* BEGIN *
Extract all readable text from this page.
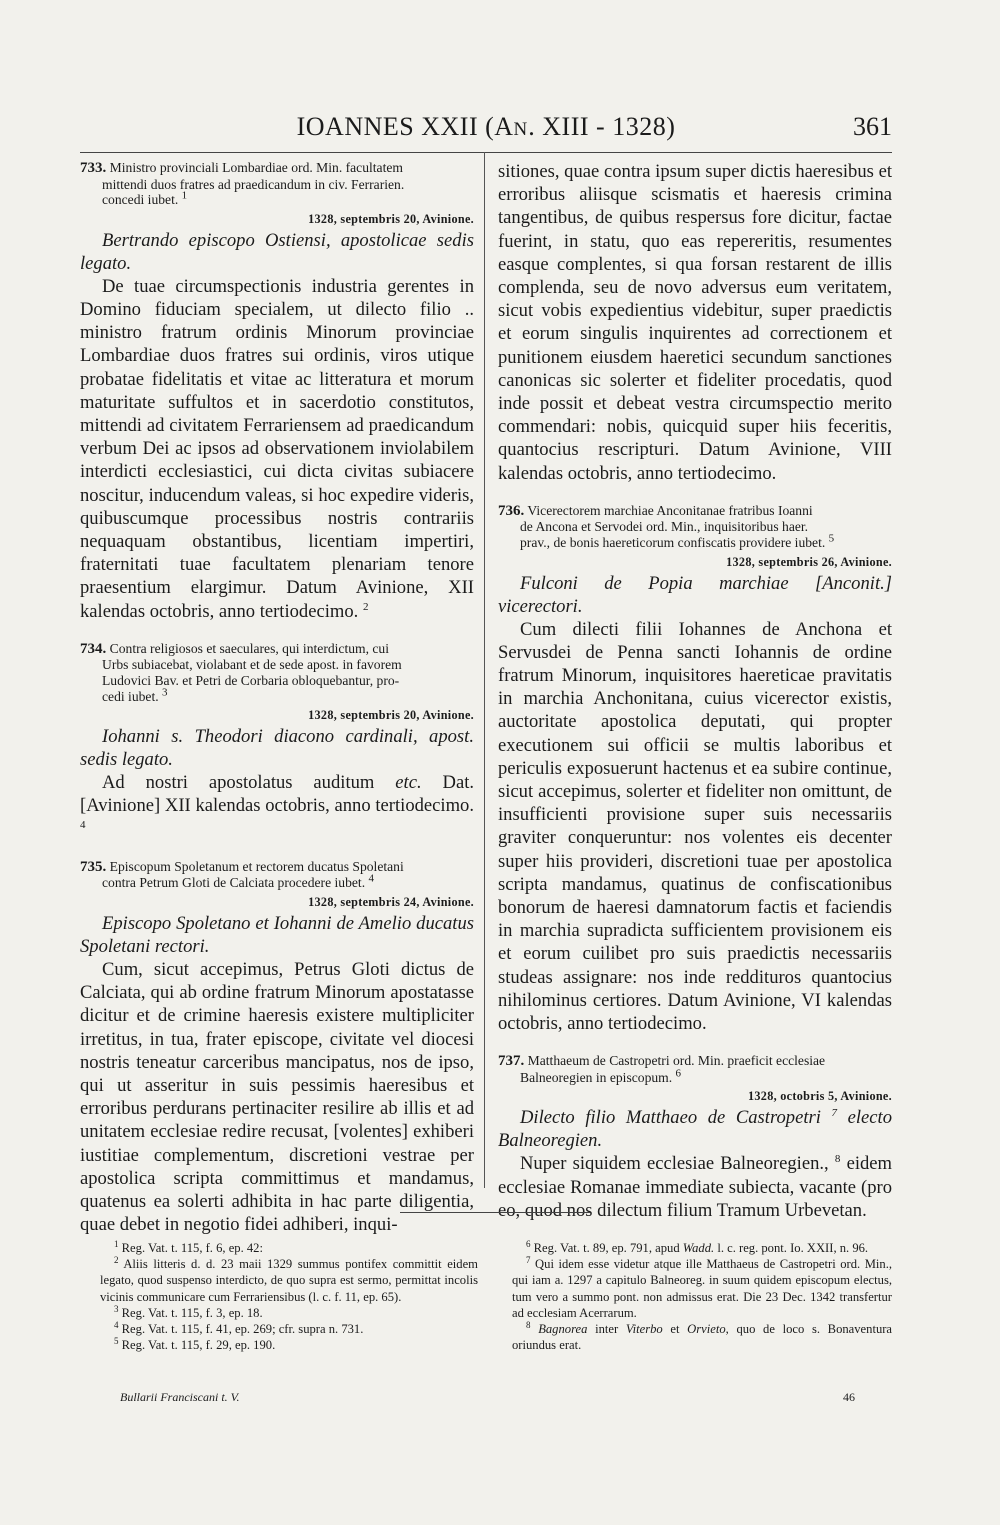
IOANNES XXII (AN. XIII - 1328)	361
733. Ministro provinciali Lombardiae ord. Min. facultatem
mittendi duos fratres ad praedicandum in civ. Ferrarien.
concedi iubet. $^1$
1328, septembris 20, Avinione.

Bertrando episcopo Ostiensi, apostolicae sedis legato.

De tuae circumspectionis industria gerentes in Domino fiduciam specialem, ut dilecto filio .. ministro fratrum ordinis Minorum provinciae Lombardiae duos fratres sui ordinis, viros utique probatae fidelitatis et vitae ac litteratura et morum maturitate suffultos et in sacerdotio constitutos, mittendi ad civitatem Ferrariensem ad praedicandum verbum Dei ac ipsos ad observationem inviolabilem interdicti ecclesiastici, cui dicta civitas subiacere noscitur, inducendum valeas, si hoc expedire videris, quibuscumque processibus nostris contrariis nequaquam obstantibus, licentiam impertiri, fraternitati tuae facultatem plenariam tenore praesentium elargimur. Datum Avinione, XII kalendas octobris, anno tertiodecimo. $^2$

734. Contra religiosos et saeculares, qui interdictum, cui
Urbs subiacebat, violabant et de sede apost. in favorem
Ludovici Bav. et Petri de Corbaria obloquebantur, pro-
cedi iubet. $^3$
1328, septembris 20, Avinione.

Iohanni s. Theodori diacono cardinali, apost. sedis legato.

Ad nostri apostolatus auditum etc. Dat. [Avinione] XII kalendas octobris, anno tertiodecimo. $^4$

735. Episcopum Spoletanum et rectorem ducatus Spoletani
contra Petrum Gloti de Calciata procedere iubet. $^4$
1328, septembris 24, Avinione.

Episcopo Spoletano et Iohanni de Amelio ducatus Spoletani rectori.

Cum, sicut accepimus, Petrus Gloti dictus de Calciata, qui ab ordine fratrum Minorum apostatasse dicitur et de crimine haeresis existere multipliciter irretitus, in tua, frater episcope, civitate vel diocesi nostris teneatur carceribus mancipatus, nos de ipso, qui ut asseritur in suis pessimis haeresibus et erroribus perdurans pertinaciter resilire ab illis et ad unitatem ecclesiae redire recusat, [volentes] exhiberi iustitiae complementum, discretioni vestrae per apostolica scripta committimus et mandamus, quatenus ea solerti adhibita in hac parte diligentia, quae debet in negotio fidei adhiberi, inqui-

sitiones, quae contra ipsum super dictis haeresibus et erroribus aliisque scismatis et haeresis crimina tangentibus, de quibus respersus fore dicitur, factae fuerint, in statu, quo eas repereritis, resumentes easque complentes, si qua forsan restarent de illis complenda, seu de novo adversus eum veritatem, sicut vobis expedientius videbitur, super praedictis et eorum singulis inquirentes ad correctionem et punitionem eiusdem haeretici secundum sanctiones canonicas sic solerter et fideliter procedatis, quod inde possit et debeat vestra circumspectio merito commendari: nobis, quicquid super hiis feceritis, quantocius rescripturi. Datum Avinione, VIII kalendas octobris, anno tertiodecimo.

736. Vicerectorem marchiae Anconitanae fratribus Ioanni
de Ancona et Servodei ord. Min., inquisitoribus haer.
prav., de bonis haereticorum confiscatis providere iubet. $^5$
1328, septembris 26, Avinione.

Fulconi de Popia marchiae [Anconit.] vicerectori.

Cum dilecti filii Iohannes de Anchona et Servusdei de Penna sancti Iohannis de ordine fratrum Minorum, inquisitores haereticae pravitatis in marchia Anchonitana, cuius vicerector existis, auctoritate apostolica deputati, qui propter executionem sui officii se multis laboribus et periculis exposuerunt hactenus et ea subire continue, sicut accepimus, solerter et fideliter non omittunt, de insufficienti provisione super suis necessariis graviter conqueruntur: nos volentes eis decenter super hiis provideri, discretioni tuae per apostolica scripta mandamus, quatinus de confiscationibus bonorum de haeresi damnatorum factis et faciendis in marchia supradicta sufficientem provisionem eis et eorum cuilibet pro suis praedictis necessariis studeas assignare: nos inde reddituros quantocius nihilominus certiores. Datum Avinione, VI kalendas octobris, anno tertiodecimo.

737. Matthaeum de Castropetri ord. Min. praeficit ecclesiae
Balneoregien in episcopum. $^6$
1328, octobris 5, Avinione.

Dilecto filio Matthaeo de Castropetri $^7$ electo Balneoregien.

Nuper siquidem ecclesiae Balneoregien., $^8$ eidem ecclesiae Romanae immediate subiecta, vacante (pro eo, quod nos dilectum filium Tramum Urbevetan.

$^1$ Reg. Vat. t. 115, f. 6, ep. 42:

$^2$ Aliis litteris d. d. 23 maii 1329 summus pontifex committit eidem legato, quod suspenso interdicto, de quo supra est sermo, permittat incolis vicinis communicare cum Ferrariensibus (l. c. f. 11, ep. 65).

$^3$ Reg. Vat. t. 115, f. 3, ep. 18.

$^4$ Reg. Vat. t. 115, f. 41, ep. 269; cfr. supra n. 731.

$^5$ Reg. Vat. t. 115, f. 29, ep. 190.

$^6$ Reg. Vat. t. 89, ep. 791, apud Wadd. l. c. reg. pont. Io. XXII, n. 96.

$^7$ Qui idem esse videtur atque ille Matthaeus de Castropetri ord. Min., qui iam a. 1297 a capitulo Balneoreg. in suum quidem episcopum electus, tum vero a summo pont. non admissus erat. Die 23 Dec. 1342 transfertur ad ecclesiam Acerrarum.

$^8$ Bagnorea inter Viterbo et Orvieto, quo de loco s. Bonaventura oriundus erat.

Bullarii Franciscani t. V.	46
* END *
**Exercise description:**
Gather each line in the data that holds the string "septembris".

**Response to this task:**
1328, septembris 20, Avinione.
1328, septembris 20, Avinione.
1328, septembris 24, Avinione.
1328, septembris 26, Avinione.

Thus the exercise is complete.